OBJECTIVE
Among the entries, which lines carry the string "результатов"? Copy each of them.

## Begin

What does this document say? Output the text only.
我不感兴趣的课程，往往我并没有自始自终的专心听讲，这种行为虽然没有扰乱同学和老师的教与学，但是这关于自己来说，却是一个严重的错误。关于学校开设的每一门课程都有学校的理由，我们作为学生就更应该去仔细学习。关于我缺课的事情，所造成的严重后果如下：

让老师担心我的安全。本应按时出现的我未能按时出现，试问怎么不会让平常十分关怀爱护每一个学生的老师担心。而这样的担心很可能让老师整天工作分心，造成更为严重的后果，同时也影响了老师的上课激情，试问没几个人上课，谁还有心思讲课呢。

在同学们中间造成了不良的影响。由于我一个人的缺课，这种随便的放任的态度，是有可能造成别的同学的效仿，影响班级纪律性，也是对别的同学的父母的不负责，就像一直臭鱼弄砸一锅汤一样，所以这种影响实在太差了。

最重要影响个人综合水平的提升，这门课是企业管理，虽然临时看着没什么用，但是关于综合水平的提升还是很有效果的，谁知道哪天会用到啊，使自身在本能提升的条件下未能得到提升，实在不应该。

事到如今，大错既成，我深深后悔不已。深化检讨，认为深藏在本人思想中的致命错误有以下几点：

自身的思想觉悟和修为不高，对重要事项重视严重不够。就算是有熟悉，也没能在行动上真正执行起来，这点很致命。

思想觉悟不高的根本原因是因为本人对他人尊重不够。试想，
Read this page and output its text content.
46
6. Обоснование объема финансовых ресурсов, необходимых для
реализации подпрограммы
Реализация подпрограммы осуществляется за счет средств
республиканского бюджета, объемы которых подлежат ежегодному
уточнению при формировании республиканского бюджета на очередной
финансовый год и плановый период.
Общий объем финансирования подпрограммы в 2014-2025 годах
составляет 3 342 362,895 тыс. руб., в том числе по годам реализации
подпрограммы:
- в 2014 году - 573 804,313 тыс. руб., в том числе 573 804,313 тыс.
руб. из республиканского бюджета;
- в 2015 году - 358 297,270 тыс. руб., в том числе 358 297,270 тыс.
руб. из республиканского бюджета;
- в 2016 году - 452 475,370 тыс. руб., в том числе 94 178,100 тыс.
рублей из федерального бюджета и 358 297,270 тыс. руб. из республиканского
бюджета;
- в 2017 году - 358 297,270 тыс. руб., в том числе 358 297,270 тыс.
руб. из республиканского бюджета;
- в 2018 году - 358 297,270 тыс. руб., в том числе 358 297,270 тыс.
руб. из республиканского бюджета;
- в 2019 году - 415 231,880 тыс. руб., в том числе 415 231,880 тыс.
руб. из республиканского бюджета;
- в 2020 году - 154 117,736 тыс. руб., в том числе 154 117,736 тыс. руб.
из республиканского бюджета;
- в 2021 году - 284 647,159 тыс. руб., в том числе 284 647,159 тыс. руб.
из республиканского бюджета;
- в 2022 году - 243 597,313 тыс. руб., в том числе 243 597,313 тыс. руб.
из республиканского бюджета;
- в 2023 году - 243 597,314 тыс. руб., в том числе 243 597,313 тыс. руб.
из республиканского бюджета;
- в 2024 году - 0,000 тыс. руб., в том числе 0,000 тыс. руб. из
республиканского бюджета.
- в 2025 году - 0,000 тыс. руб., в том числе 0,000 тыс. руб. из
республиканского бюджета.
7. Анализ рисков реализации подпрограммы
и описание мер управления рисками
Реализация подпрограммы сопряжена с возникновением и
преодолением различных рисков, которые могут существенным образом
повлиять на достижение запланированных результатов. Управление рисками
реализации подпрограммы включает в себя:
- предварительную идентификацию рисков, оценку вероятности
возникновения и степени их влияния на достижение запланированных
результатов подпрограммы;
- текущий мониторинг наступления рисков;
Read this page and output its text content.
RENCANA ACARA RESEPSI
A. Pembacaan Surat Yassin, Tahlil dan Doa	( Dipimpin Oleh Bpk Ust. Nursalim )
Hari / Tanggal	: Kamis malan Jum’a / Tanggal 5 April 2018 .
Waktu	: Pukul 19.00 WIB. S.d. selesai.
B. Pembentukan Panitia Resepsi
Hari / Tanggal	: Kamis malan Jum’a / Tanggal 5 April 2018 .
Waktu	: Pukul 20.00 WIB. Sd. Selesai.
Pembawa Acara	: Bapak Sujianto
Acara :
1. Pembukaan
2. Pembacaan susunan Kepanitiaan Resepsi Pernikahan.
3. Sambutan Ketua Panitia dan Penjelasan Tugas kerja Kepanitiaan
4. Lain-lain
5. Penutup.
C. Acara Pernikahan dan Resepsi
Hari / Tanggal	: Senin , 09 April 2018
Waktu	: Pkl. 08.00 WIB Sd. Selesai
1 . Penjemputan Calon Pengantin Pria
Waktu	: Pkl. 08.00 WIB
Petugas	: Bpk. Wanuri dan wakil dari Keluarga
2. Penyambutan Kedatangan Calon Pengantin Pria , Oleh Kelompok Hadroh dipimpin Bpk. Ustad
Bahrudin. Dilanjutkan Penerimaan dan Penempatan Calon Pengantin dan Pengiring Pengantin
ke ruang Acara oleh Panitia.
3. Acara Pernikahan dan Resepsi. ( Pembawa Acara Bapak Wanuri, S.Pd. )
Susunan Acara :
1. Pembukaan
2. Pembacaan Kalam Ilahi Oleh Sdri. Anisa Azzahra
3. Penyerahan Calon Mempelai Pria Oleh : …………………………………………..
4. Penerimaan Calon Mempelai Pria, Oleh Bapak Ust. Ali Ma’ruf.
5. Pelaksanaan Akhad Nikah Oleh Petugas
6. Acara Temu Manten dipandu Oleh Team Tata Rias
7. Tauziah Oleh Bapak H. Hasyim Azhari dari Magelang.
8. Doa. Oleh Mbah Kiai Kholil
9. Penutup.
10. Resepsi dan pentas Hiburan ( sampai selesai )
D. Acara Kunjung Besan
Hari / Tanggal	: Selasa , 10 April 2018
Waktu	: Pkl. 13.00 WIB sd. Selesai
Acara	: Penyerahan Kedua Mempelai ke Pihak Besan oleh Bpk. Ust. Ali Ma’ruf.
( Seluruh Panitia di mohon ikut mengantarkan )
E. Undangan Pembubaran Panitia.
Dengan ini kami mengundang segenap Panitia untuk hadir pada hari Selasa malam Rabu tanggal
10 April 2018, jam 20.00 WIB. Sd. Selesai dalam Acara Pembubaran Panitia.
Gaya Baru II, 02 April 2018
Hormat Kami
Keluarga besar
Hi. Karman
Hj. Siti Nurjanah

## End

SOLUTION BELOW
повлиять на достижение запланированных результатов. Управление рисками
результатов подпрограммы;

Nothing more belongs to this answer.